#### Provided records ####
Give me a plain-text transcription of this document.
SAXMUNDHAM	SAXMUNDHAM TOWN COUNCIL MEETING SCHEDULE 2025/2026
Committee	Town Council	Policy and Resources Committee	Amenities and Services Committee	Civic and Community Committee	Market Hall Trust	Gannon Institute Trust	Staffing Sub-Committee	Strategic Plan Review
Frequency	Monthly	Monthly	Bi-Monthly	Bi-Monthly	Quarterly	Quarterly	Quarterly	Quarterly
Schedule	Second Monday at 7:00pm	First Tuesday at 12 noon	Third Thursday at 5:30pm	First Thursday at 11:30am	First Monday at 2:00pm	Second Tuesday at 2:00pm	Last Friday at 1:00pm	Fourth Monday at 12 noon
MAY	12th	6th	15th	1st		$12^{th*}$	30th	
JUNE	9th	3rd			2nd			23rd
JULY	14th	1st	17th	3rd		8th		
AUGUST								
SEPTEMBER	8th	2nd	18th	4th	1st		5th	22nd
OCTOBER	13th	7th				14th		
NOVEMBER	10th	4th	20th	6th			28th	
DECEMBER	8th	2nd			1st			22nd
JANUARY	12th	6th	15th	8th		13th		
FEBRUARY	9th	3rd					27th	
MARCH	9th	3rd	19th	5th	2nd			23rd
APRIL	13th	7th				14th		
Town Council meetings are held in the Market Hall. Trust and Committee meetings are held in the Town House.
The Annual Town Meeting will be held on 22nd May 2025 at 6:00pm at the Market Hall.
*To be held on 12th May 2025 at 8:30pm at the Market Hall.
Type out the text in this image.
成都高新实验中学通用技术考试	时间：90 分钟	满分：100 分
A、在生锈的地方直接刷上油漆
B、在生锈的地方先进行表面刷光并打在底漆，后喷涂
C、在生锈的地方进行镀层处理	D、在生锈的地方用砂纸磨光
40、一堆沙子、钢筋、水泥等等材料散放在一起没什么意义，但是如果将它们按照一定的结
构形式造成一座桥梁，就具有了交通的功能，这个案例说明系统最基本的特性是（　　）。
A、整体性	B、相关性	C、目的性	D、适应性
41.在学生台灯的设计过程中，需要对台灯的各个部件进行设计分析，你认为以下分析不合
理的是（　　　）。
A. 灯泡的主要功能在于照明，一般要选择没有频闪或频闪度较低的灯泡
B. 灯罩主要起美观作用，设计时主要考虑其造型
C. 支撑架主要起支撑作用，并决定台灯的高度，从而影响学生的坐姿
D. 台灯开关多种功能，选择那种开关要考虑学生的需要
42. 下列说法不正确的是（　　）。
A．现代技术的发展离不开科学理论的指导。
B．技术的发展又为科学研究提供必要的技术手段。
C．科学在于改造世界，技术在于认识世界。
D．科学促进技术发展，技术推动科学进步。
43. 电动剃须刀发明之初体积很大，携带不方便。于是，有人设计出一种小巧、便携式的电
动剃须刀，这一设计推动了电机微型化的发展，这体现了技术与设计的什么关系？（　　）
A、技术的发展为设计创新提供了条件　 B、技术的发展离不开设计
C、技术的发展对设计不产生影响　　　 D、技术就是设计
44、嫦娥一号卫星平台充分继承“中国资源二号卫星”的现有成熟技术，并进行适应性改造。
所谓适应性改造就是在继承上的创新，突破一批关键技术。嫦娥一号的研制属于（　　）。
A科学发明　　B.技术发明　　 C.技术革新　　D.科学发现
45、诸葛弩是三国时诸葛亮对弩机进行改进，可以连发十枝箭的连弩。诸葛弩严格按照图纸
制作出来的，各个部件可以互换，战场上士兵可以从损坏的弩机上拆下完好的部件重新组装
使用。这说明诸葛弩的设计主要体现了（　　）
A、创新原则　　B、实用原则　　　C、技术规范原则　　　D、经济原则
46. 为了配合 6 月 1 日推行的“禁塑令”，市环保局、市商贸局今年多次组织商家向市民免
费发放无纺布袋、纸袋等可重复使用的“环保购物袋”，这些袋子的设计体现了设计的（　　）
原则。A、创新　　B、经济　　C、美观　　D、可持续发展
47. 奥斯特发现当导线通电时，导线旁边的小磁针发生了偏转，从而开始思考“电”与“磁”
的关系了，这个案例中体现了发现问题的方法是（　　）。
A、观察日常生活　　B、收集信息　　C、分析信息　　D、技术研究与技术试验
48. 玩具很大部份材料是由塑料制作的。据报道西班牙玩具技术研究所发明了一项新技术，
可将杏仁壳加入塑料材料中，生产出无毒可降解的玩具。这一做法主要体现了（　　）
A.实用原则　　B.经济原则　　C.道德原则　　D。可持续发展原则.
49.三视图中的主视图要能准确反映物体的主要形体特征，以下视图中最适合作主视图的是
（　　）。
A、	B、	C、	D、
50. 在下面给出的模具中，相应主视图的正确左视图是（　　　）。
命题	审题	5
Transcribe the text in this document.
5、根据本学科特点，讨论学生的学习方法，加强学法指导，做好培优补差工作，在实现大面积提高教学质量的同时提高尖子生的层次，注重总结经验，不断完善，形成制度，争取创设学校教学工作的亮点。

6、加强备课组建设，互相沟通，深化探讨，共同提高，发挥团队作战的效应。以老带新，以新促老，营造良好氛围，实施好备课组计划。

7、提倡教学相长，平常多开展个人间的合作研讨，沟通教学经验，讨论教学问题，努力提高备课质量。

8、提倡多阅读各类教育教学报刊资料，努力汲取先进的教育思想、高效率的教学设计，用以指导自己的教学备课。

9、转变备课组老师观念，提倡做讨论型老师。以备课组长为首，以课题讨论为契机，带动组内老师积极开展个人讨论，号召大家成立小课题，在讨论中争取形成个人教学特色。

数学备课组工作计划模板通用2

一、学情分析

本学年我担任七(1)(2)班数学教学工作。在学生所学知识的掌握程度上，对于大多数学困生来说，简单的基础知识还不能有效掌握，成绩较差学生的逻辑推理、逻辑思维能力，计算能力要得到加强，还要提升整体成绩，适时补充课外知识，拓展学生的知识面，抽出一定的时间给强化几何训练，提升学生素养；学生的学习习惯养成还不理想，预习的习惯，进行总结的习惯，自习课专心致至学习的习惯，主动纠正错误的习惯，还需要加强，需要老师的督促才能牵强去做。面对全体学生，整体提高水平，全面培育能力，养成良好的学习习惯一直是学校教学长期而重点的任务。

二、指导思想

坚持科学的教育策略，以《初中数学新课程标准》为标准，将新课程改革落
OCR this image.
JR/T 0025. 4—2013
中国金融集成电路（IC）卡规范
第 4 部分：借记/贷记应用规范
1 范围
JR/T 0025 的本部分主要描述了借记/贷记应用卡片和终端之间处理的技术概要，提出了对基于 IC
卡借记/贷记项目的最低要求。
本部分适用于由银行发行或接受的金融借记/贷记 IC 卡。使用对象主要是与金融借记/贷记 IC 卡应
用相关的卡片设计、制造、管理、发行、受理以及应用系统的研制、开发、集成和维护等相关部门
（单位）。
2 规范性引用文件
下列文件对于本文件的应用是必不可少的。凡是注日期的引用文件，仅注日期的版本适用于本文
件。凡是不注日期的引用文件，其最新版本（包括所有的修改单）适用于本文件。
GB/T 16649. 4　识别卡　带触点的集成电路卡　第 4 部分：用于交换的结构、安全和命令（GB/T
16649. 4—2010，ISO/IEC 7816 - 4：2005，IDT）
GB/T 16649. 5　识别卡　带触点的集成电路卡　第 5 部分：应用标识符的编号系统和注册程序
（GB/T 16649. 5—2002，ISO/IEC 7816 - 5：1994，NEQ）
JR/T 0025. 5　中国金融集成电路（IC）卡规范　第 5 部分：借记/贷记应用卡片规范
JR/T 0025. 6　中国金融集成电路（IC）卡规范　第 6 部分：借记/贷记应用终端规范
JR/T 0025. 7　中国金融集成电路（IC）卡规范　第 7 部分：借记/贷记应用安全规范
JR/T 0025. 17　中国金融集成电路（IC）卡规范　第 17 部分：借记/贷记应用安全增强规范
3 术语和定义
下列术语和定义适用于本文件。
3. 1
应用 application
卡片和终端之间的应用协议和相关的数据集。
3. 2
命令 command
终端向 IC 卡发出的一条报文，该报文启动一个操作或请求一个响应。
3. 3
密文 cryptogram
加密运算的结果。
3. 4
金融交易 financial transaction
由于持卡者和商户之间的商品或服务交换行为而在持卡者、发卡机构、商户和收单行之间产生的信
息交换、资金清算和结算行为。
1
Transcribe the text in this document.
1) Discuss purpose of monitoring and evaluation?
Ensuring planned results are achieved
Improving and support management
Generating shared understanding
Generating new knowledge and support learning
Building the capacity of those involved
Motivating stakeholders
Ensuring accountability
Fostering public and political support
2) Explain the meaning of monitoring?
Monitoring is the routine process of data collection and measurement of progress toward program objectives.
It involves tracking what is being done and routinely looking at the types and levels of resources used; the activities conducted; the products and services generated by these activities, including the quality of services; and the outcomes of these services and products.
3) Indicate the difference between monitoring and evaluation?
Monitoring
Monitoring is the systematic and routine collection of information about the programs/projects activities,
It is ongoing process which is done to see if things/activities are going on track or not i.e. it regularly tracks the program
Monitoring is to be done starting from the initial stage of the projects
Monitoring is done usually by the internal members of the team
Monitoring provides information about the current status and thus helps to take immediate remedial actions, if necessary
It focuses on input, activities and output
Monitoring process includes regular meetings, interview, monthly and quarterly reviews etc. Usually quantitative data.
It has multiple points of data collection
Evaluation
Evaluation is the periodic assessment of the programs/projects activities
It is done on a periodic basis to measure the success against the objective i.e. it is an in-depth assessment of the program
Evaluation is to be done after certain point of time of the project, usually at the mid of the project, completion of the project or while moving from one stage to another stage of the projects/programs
####
## Instruction:
Look through the records and gather each line with the word "text".

## Completed task:
Give me a plain-text transcription of this document.
Type out the text in this image.
Transcribe the text in this document.
Transcribe the text in this document.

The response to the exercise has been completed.